## Exercise directions
Omit all images, then return the remaining material exactly as it stands.

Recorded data
Start
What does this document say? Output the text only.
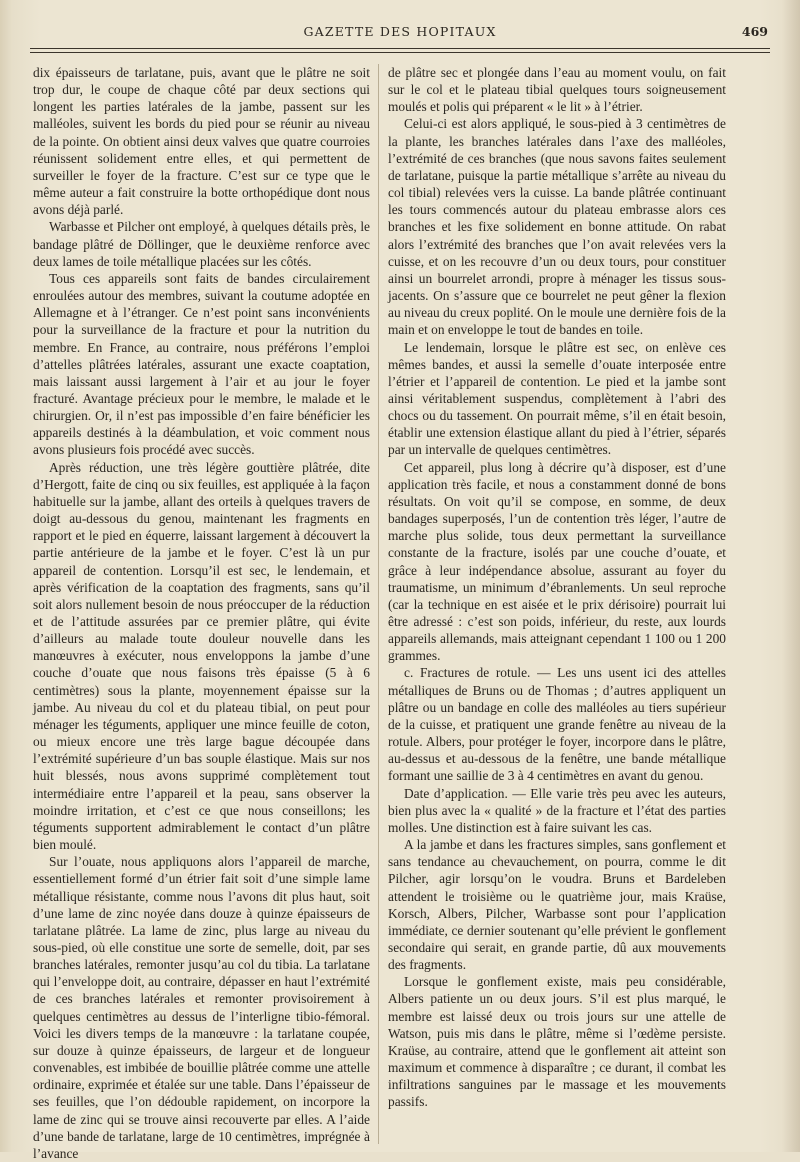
GAZETTE DES HOPITAUX	469

dix épaisseurs de tarlatane, puis, avant que le plâtre ne soit trop dur, le coupe de chaque côté par deux sections qui longent les parties latérales de la jambe, passent sur les malléoles, suivent les bords du pied pour se réunir au niveau de la pointe. On obtient ainsi deux valves que quatre courroies réunissent solidement entre elles, et qui permettent de surveiller le foyer de la fracture. C’est sur ce type que le même auteur a fait construire la botte orthopédique dont nous avons déjà parlé.

Warbasse et Pilcher ont employé, à quelques détails près, le bandage plâtré de Döllinger, que le deuxième renforce avec deux lames de toile métallique placées sur les côtés.

Tous ces appareils sont faits de bandes circulairement enroulées autour des membres, suivant la coutume adoptée en Allemagne et à l’étranger. Ce n’est point sans inconvénients pour la surveillance de la fracture et pour la nutrition du membre. En France, au contraire, nous préférons l’emploi d’attelles plâtrées latérales, assurant une exacte coaptation, mais laissant aussi largement à l’air et au jour le foyer fracturé. Avantage précieux pour le membre, le malade et le chirurgien. Or, il n’est pas impossible d’en faire bénéficier les appareils destinés à la déambulation, et voic comment nous avons plusieurs fois procédé avec succès.

Après réduction, une très légère gouttière plâtrée, dite d’Hergott, faite de cinq ou six feuilles, est appliquée à la façon habituelle sur la jambe, allant des orteils à quelques travers de doigt au-dessous du genou, maintenant les fragments en rapport et le pied en équerre, laissant largement à découvert la partie antérieure de la jambe et le foyer. C’est là un pur appareil de contention. Lorsqu’il est sec, le lendemain, et après vérification de la coaptation des fragments, sans qu’il soit alors nullement besoin de nous préoccuper de la réduction et de l’attitude assurées par ce premier plâtre, qui évite d’ailleurs au malade toute douleur nouvelle dans les manœuvres à exécuter, nous enveloppons la jambe d’une couche d’ouate que nous faisons très épaisse (5 à 6 centimètres) sous la plante, moyennement épaisse sur la jambe. Au niveau du col et du plateau tibial, on peut pour ménager les téguments, appliquer une mince feuille de coton, ou mieux encore une très large bague découpée dans l’extrémité supérieure d’un bas souple élastique. Mais sur nos huit blessés, nous avons supprimé complètement tout intermédiaire entre l’appareil et la peau, sans observer la moindre irritation, et c’est ce que nous conseillons; les téguments supportent admirablement le contact d’un plâtre bien moulé.

Sur l’ouate, nous appliquons alors l’appareil de marche, essentiellement formé d’un étrier fait soit d’une simple lame métallique résistante, comme nous l’avons dit plus haut, soit d’une lame de zinc noyée dans douze à quinze épaisseurs de tarlatane plâtrée. La lame de zinc, plus large au niveau du sous-pied, où elle constitue une sorte de semelle, doit, par ses branches latérales, remonter jusqu’au col du tibia. La tarlatane qui l’enveloppe doit, au contraire, dépasser en haut l’extrémité de ces branches latérales et remonter provisoirement à quelques centimètres au dessus de l’interligne tibio-fémoral. Voici les divers temps de la manœuvre : la tarlatane coupée, sur douze à quinze épaisseurs, de largeur et de longueur convenables, est imbibée de bouillie plâtrée comme une attelle ordinaire, exprimée et étalée sur une table. Dans l’épaisseur de ses feuilles, que l’on dédouble rapidement, on incorpore la lame de zinc qui se trouve ainsi recouverte par elles. A l’aide d’une bande de tarlatane, large de 10 centimètres, imprégnée à l’avance

de plâtre sec et plongée dans l’eau au moment voulu, on fait sur le col et le plateau tibial quelques tours soigneusement moulés et polis qui préparent « le lit » à l’étrier.

Celui-ci est alors appliqué, le sous-pied à 3 centimètres de la plante, les branches latérales dans l’axe des malléoles, l’extrémité de ces branches (que nous savons faites seulement de tarlatane, puisque la partie métallique s’arrête au niveau du col tibial) relevées vers la cuisse. La bande plâtrée continuant les tours commencés autour du plateau embrasse alors ces branches et les fixe solidement en bonne attitude. On rabat alors l’extrémité des branches que l’on avait relevées vers la cuisse, et on les recouvre d’un ou deux tours, pour constituer ainsi un bourrelet arrondi, propre à ménager les tissus sous-jacents. On s’assure que ce bourrelet ne peut gêner la flexion au niveau du creux poplité. On le moule une dernière fois de la main et on enveloppe le tout de bandes en toile.

Le lendemain, lorsque le plâtre est sec, on enlève ces mêmes bandes, et aussi la semelle d’ouate interposée entre l’étrier et l’appareil de contention. Le pied et la jambe sont ainsi véritablement suspendus, complètement à l’abri des chocs ou du tassement. On pourrait même, s’il en était besoin, établir une extension élastique allant du pied à l’étrier, séparés par un intervalle de quelques centimètres.

Cet appareil, plus long à décrire qu’à disposer, est d’une application très facile, et nous a constamment donné de bons résultats. On voit qu’il se compose, en somme, de deux bandages superposés, l’un de contention très léger, l’autre de marche plus solide, tous deux permettant la surveillance constante de la fracture, isolés par une couche d’ouate, et grâce à leur indépendance absolue, assurant au foyer du traumatisme, un minimum d’ébranlements. Un seul reproche (car la technique en est aisée et le prix dérisoire) pourrait lui être adressé : c’est son poids, inférieur, du reste, aux lourds appareils allemands, mais atteignant cependant 1 100 ou 1 200 grammes.

c. Fractures de rotule. — Les uns usent ici des attelles métalliques de Bruns ou de Thomas ; d’autres appliquent un plâtre ou un bandage en colle des malléoles au tiers supérieur de la cuisse, et pratiquent une grande fenêtre au niveau de la rotule. Albers, pour protéger le foyer, incorpore dans le plâtre, au-dessus et au-dessous de la fenêtre, une bande métallique formant une saillie de 3 à 4 centimètres en avant du genou.

Date d’application. — Elle varie très peu avec les auteurs, bien plus avec la « qualité » de la fracture et l’état des parties molles. Une distinction est à faire suivant les cas.

A la jambe et dans les fractures simples, sans gonflement et sans tendance au chevauchement, on pourra, comme le dit Pilcher, agir lorsqu’on le voudra. Bruns et Bardeleben attendent le troisième ou le quatrième jour, mais Kraüse, Korsch, Albers, Pilcher, Warbasse sont pour l’application immédiate, ce dernier soutenant qu’elle prévient le gonflement secondaire qui serait, en grande partie, dû aux mouvements des fragments.

Lorsque le gonflement existe, mais peu considérable, Albers patiente un ou deux jours. S’il est plus marqué, le membre est laissé deux ou trois jours sur une attelle de Watson, puis mis dans le plâtre, même si l’œdème persiste. Kraüse, au contraire, attend que le gonflement ait atteint son maximum et commence à disparaître ; ce durant, il combat les infiltrations sanguines par le massage et les mouvements passifs.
End
## The solution
What does this document say? Output the text only.
GAZETTE DES HOPITAUX	469

dix épaisseurs de tarlatane, puis, avant que le plâtre ne soit trop dur, le coupe de chaque côté par deux sections qui longent les parties latérales de la jambe, passent sur les malléoles, suivent les bords du pied pour se réunir au niveau de la pointe. On obtient ainsi deux valves que quatre courroies réunissent solidement entre elles, et qui permettent de surveiller le foyer de la fracture. C’est sur ce type que le même auteur a fait construire la botte orthopédique dont nous avons déjà parlé.

Warbasse et Pilcher ont employé, à quelques détails près, le bandage plâtré de Döllinger, que le deuxième renforce avec deux lames de toile métallique placées sur les côtés.

Tous ces appareils sont faits de bandes circulairement enroulées autour des membres, suivant la coutume adoptée en Allemagne et à l’étranger. Ce n’est point sans inconvénients pour la surveillance de la fracture et pour la nutrition du membre. En France, au contraire, nous préférons l’emploi d’attelles plâtrées latérales, assurant une exacte coaptation, mais laissant aussi largement à l’air et au jour le foyer fracturé. Avantage précieux pour le membre, le malade et le chirurgien. Or, il n’est pas impossible d’en faire bénéficier les appareils destinés à la déambulation, et voic comment nous avons plusieurs fois procédé avec succès.

Après réduction, une très légère gouttière plâtrée, dite d’Hergott, faite de cinq ou six feuilles, est appliquée à la façon habituelle sur la jambe, allant des orteils à quelques travers de doigt au-dessous du genou, maintenant les fragments en rapport et le pied en équerre, laissant largement à découvert la partie antérieure de la jambe et le foyer. C’est là un pur appareil de contention. Lorsqu’il est sec, le lendemain, et après vérification de la coaptation des fragments, sans qu’il soit alors nullement besoin de nous préoccuper de la réduction et de l’attitude assurées par ce premier plâtre, qui évite d’ailleurs au malade toute douleur nouvelle dans les manœuvres à exécuter, nous enveloppons la jambe d’une couche d’ouate que nous faisons très épaisse (5 à 6 centimètres) sous la plante, moyennement épaisse sur la jambe. Au niveau du col et du plateau tibial, on peut pour ménager les téguments, appliquer une mince feuille de coton, ou mieux encore une très large bague découpée dans l’extrémité supérieure d’un bas souple élastique. Mais sur nos huit blessés, nous avons supprimé complètement tout intermédiaire entre l’appareil et la peau, sans observer la moindre irritation, et c’est ce que nous conseillons; les téguments supportent admirablement le contact d’un plâtre bien moulé.

Sur l’ouate, nous appliquons alors l’appareil de marche, essentiellement formé d’un étrier fait soit d’une simple lame métallique résistante, comme nous l’avons dit plus haut, soit d’une lame de zinc noyée dans douze à quinze épaisseurs de tarlatane plâtrée. La lame de zinc, plus large au niveau du sous-pied, où elle constitue une sorte de semelle, doit, par ses branches latérales, remonter jusqu’au col du tibia. La tarlatane qui l’enveloppe doit, au contraire, dépasser en haut l’extrémité de ces branches latérales et remonter provisoirement à quelques centimètres au dessus de l’interligne tibio-fémoral. Voici les divers temps de la manœuvre : la tarlatane coupée, sur douze à quinze épaisseurs, de largeur et de longueur convenables, est imbibée de bouillie plâtrée comme une attelle ordinaire, exprimée et étalée sur une table. Dans l’épaisseur de ses feuilles, que l’on dédouble rapidement, on incorpore la lame de zinc qui se trouve ainsi recouverte par elles. A l’aide d’une bande de tarlatane, large de 10 centimètres, imprégnée à l’avance

de plâtre sec et plongée dans l’eau au moment voulu, on fait sur le col et le plateau tibial quelques tours soigneusement moulés et polis qui préparent « le lit » à l’étrier.

Celui-ci est alors appliqué, le sous-pied à 3 centimètres de la plante, les branches latérales dans l’axe des malléoles, l’extrémité de ces branches (que nous savons faites seulement de tarlatane, puisque la partie métallique s’arrête au niveau du col tibial) relevées vers la cuisse. La bande plâtrée continuant les tours commencés autour du plateau embrasse alors ces branches et les fixe solidement en bonne attitude. On rabat alors l’extrémité des branches que l’on avait relevées vers la cuisse, et on les recouvre d’un ou deux tours, pour constituer ainsi un bourrelet arrondi, propre à ménager les tissus sous-jacents. On s’assure que ce bourrelet ne peut gêner la flexion au niveau du creux poplité. On le moule une dernière fois de la main et on enveloppe le tout de bandes en toile.

Le lendemain, lorsque le plâtre est sec, on enlève ces mêmes bandes, et aussi la semelle d’ouate interposée entre l’étrier et l’appareil de contention. Le pied et la jambe sont ainsi véritablement suspendus, complètement à l’abri des chocs ou du tassement. On pourrait même, s’il en était besoin, établir une extension élastique allant du pied à l’étrier, séparés par un intervalle de quelques centimètres.

Cet appareil, plus long à décrire qu’à disposer, est d’une application très facile, et nous a constamment donné de bons résultats. On voit qu’il se compose, en somme, de deux bandages superposés, l’un de contention très léger, l’autre de marche plus solide, tous deux permettant la surveillance constante de la fracture, isolés par une couche d’ouate, et grâce à leur indépendance absolue, assurant au foyer du traumatisme, un minimum d’ébranlements. Un seul reproche (car la technique en est aisée et le prix dérisoire) pourrait lui être adressé : c’est son poids, inférieur, du reste, aux lourds appareils allemands, mais atteignant cependant 1 100 ou 1 200 grammes.

c. Fractures de rotule. — Les uns usent ici des attelles métalliques de Bruns ou de Thomas ; d’autres appliquent un plâtre ou un bandage en colle des malléoles au tiers supérieur de la cuisse, et pratiquent une grande fenêtre au niveau de la rotule. Albers, pour protéger le foyer, incorpore dans le plâtre, au-dessus et au-dessous de la fenêtre, une bande métallique formant une saillie de 3 à 4 centimètres en avant du genou.

Date d’application. — Elle varie très peu avec les auteurs, bien plus avec la « qualité » de la fracture et l’état des parties molles. Une distinction est à faire suivant les cas.

A la jambe et dans les fractures simples, sans gonflement et sans tendance au chevauchement, on pourra, comme le dit Pilcher, agir lorsqu’on le voudra. Bruns et Bardeleben attendent le troisième ou le quatrième jour, mais Kraüse, Korsch, Albers, Pilcher, Warbasse sont pour l’application immédiate, ce dernier soutenant qu’elle prévient le gonflement secondaire qui serait, en grande partie, dû aux mouvements des fragments.

Lorsque le gonflement existe, mais peu considérable, Albers patiente un ou deux jours. S’il est plus marqué, le membre est laissé deux ou trois jours sur une attelle de Watson, puis mis dans le plâtre, même si l’œdème persiste. Kraüse, au contraire, attend que le gonflement ait atteint son maximum et commence à disparaître ; ce durant, il combat les infiltrations sanguines par le massage et les mouvements passifs.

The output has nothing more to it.